>> start

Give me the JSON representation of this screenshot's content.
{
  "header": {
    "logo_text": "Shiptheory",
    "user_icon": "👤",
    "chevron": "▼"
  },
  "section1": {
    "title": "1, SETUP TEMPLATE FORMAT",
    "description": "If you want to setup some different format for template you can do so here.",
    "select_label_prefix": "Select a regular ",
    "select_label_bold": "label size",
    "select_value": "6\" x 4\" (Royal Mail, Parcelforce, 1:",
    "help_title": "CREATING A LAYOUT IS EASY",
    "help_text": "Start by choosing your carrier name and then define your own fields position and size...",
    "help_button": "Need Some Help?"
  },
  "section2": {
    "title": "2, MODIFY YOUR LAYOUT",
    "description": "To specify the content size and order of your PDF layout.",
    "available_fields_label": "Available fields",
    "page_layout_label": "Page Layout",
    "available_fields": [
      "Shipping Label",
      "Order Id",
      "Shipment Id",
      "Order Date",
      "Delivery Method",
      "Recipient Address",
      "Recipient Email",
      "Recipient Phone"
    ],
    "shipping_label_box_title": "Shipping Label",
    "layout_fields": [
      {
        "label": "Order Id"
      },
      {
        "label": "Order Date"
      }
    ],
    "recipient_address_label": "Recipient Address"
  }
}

>> end
>> start

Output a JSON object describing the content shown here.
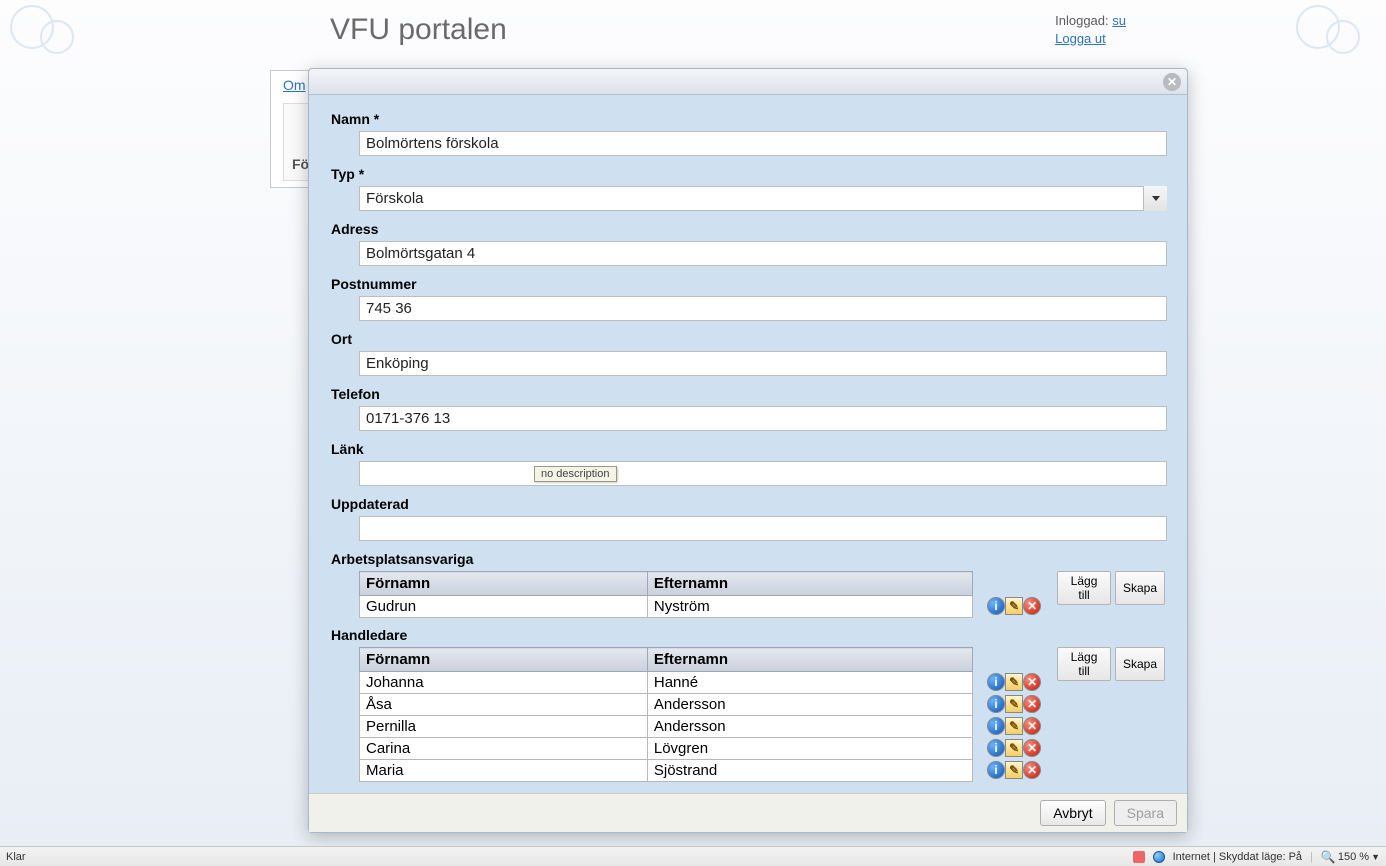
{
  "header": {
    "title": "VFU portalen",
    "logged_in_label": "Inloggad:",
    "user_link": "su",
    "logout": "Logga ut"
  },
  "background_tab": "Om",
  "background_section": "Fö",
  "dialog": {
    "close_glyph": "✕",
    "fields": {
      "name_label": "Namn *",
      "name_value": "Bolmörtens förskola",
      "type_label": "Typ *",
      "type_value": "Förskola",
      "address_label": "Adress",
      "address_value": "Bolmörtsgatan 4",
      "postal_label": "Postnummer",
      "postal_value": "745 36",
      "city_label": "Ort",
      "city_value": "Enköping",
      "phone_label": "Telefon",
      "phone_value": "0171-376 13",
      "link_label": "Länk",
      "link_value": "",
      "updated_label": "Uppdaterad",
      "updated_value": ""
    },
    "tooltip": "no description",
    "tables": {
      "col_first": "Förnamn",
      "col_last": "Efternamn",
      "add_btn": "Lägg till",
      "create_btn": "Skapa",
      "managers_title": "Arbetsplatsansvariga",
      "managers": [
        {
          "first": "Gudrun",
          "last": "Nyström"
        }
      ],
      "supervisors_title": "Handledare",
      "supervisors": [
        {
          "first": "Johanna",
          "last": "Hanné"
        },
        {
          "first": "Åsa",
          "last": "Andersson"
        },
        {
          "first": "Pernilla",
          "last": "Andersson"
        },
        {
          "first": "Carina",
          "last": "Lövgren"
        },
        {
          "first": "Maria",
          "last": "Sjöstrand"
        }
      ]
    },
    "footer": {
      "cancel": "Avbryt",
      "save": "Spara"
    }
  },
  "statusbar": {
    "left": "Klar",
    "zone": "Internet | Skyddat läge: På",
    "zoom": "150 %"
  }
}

>> end

• PROBLEM STATEMENT:
Read through the entries and copy each line in which "Recipient" appears.

• THE REPLY:
      "Recipient Address",
      "Recipient Email",
      "Recipient Phone"
    "recipient_address_label": "Recipient Address"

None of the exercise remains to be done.